* _EXERCISE_
Extend the guide on deploying a project image to AWS App Runner, picking up right after its last sentence.

Go to settings of the project and add these secrets.
AWS_ACCESS_KEY_ID
: this is the user’s access key id
AWS_SECRET_ACCESS_KEY
: this is the user’s secress access key
AWS_ACCOUNT_ID
: this is our account id, you can find this id in the menu if you click your name in AWS console, on right top.
We need to create access key for the first two. Go to the user’s page in AWS console. In the summary section, click the “Create Access Key” button. In the creation page, select CLI as use case. Then click “Create Key”. It will give you the values above. Download as CSV, because you will not be able to see the secret value after closing this page.
Use those values to add GitHub secrets in the project.
Note: I selected eu-central-1 as aws region of this repository. Change the values if you created your repository in another region.
We completed most of it. If the project builds successfully, this script will deploy latest state of the project as docker image the our ECR repository.
Create App Runner project using the image in ECR #
https://youtu.be/TKirecwhJ2c?si=3m_opvjuOUgExX6m
This video is great to understand what App Runner does and how to set it up.
I will simplify the steps you need to follow. You can watch the video for detailed explanations.
Go to AWS App Runner page, then click “create service”.
In “source” section select “Container Registry” as repository type and “Amazon ECR” as provider. To provide our container image, click Browse
Select your image and hit contiue.
As Deployment Settings I selected manual. But I think selecting Automatic(1$ additional fee) will be a good idea in next projects.
Create a new service role and give it a name. Then click next.
In Step 2 you will configure your service.

Page segmentation data

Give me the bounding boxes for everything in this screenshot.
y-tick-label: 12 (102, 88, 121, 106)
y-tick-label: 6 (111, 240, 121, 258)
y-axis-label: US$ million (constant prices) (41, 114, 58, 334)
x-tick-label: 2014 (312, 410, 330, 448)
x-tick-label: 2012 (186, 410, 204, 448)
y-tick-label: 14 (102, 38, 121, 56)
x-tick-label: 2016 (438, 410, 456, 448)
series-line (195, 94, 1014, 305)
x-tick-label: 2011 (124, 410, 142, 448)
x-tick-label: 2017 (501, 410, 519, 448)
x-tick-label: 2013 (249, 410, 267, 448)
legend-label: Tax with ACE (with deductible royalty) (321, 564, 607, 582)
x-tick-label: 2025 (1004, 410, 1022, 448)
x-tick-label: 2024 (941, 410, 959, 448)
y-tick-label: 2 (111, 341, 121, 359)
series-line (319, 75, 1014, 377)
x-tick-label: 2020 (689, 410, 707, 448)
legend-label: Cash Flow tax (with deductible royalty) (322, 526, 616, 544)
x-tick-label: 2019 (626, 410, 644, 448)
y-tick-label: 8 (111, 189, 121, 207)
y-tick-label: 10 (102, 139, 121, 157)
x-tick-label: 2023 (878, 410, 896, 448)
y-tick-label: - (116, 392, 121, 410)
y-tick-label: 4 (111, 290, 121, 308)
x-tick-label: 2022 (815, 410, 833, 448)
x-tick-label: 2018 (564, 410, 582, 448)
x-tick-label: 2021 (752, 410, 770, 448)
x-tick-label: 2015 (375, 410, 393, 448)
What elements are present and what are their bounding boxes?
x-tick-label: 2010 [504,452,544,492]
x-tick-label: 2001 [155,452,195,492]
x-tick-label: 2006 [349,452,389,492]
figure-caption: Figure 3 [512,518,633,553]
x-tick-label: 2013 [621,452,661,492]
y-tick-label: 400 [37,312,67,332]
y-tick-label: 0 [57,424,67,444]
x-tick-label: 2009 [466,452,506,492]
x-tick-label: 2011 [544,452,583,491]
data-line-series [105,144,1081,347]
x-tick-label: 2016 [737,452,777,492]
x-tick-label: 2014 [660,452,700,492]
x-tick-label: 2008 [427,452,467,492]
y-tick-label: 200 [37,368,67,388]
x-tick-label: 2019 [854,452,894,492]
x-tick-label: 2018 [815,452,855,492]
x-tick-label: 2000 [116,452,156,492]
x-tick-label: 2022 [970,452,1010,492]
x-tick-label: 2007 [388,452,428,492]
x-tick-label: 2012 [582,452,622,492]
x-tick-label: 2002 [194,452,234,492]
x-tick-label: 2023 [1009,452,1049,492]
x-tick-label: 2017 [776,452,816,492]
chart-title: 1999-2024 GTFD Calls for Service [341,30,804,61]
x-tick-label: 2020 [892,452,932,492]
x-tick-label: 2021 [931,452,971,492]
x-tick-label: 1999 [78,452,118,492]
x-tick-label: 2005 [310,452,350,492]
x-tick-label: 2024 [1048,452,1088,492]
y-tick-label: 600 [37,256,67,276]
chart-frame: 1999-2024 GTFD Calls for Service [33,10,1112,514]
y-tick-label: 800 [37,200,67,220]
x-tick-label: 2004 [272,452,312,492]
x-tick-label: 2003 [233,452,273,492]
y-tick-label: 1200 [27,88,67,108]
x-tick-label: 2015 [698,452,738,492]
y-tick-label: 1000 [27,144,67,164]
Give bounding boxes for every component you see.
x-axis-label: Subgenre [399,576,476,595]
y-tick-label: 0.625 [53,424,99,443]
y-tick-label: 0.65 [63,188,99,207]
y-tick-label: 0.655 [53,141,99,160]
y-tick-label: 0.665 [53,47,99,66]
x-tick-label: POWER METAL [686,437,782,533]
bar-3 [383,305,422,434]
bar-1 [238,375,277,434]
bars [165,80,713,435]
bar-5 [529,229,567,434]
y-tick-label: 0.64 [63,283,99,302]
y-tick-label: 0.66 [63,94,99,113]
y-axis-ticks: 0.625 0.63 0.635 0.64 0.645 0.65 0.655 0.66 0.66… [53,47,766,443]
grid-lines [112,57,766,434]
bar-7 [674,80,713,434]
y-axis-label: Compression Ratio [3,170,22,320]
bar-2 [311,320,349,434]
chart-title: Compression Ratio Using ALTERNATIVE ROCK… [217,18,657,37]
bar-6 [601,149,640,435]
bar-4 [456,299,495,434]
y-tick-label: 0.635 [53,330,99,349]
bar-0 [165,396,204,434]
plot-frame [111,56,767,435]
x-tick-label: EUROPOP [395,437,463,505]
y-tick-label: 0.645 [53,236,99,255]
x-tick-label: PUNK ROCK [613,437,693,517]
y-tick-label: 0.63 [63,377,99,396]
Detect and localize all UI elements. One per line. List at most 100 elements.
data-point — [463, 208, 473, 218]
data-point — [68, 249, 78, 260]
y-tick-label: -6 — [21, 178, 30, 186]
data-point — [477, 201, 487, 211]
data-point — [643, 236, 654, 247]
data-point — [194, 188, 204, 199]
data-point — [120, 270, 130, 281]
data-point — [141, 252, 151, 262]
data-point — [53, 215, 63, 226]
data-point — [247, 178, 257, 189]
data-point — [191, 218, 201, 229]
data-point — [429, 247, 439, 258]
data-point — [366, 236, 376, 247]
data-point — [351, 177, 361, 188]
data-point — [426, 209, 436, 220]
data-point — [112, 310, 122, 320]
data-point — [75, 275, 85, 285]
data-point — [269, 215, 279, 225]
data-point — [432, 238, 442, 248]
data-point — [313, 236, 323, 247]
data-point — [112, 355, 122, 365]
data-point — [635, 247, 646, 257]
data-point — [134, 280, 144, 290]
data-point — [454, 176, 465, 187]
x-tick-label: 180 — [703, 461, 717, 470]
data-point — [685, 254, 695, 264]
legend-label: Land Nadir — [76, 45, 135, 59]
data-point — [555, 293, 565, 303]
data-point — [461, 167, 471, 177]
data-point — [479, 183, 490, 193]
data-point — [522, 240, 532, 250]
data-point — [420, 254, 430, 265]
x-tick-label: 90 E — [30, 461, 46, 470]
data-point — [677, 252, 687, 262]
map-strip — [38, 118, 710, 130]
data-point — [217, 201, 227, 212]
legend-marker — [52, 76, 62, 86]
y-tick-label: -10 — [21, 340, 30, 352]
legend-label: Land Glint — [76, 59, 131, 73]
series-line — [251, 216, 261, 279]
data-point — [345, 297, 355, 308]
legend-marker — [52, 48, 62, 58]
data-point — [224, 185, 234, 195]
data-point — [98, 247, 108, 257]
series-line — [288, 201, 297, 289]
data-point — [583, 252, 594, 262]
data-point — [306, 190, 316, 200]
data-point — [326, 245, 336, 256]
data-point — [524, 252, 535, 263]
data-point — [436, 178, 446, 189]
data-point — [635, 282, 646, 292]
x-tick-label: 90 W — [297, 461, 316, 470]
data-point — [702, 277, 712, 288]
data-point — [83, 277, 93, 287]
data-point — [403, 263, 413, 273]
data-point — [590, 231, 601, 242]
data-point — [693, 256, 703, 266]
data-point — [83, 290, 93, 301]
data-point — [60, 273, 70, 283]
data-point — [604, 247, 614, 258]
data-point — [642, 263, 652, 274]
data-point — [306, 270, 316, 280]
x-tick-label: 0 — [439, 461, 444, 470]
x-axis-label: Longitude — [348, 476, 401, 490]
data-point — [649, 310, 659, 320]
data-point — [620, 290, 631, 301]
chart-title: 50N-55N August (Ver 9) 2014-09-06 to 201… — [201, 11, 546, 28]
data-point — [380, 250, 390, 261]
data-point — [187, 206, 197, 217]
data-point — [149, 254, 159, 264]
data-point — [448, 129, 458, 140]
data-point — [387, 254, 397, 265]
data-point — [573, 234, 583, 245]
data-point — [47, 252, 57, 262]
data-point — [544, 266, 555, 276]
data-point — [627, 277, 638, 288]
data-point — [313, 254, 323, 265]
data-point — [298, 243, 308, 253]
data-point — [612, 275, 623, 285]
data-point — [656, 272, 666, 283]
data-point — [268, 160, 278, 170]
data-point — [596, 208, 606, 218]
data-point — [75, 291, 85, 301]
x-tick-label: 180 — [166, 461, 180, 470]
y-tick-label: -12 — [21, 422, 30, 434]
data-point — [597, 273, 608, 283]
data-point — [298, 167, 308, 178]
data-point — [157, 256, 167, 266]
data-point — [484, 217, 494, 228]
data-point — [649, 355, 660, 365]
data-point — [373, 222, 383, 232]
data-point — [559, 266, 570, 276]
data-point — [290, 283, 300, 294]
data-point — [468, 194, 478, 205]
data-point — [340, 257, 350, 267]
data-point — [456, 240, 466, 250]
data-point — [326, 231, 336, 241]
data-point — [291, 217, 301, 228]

* _ANSWER TO THE PROBLEM_
Important part of this section Port settings. You need to specify the port you exposed in the docker image and your api.
Complete your configurations and click next. In the last page review your settings and create the service. It will take a couple of minutes for your service to deploy.
Once the deployment is completed, you can reach the service through the url in default domain presented. If you want to reach from your domain you can configure it from custom domains tab.
This is it! We deployed the image to ECR, used that container image in App Runner and deployed our service. Now it is accessible from the whole internet 🎉
Some obstacles(of mine) #
You can skip this section if you aren’t interested in my misery.
Setup process was not straight forward for me at the first time.
Before I created the GitHub action yaml, I tried to deploy a docker image to ECR manually. Jokes on me, I thought it would be easier.
I tried follow the commands in ECR repository page. First error was about the user. I created the user I mentioned. Then I got the permission error, so I gave necessary permissions. Finally I was able to push an image to ECR 🥳
But the server did not run. After some extensive research, I found that docker image platform is different. I use MacOS machine which produce linux/arm64 based images. But the App Runner needs linux/amd64 image. I’ve tried building multi-platform images from my local docker. Then I had some container issues, it was not be able to create multi-platform images.
Then I realized this is taking too long. GitHub actions runs on amd64 images if you use ubuntu runners. So, this will solve my issue. Then I asked ChatGPT and it gave me nearly perfect script. Changed couple of variables, added some secrets and it is done.
I’ve learned valuable information in this process.
This process was very informative.
While it had its challenging moments (especially those platform compatibility issues!), I’m really happy with how everything turned out. Getting hands-on experience with these tools has been super exciting!
I love how Docker, GitHub Actions, and AWS work together like a well-oiled machine. Sure, the setup was a bit tricky at first, but once everything clicked into place.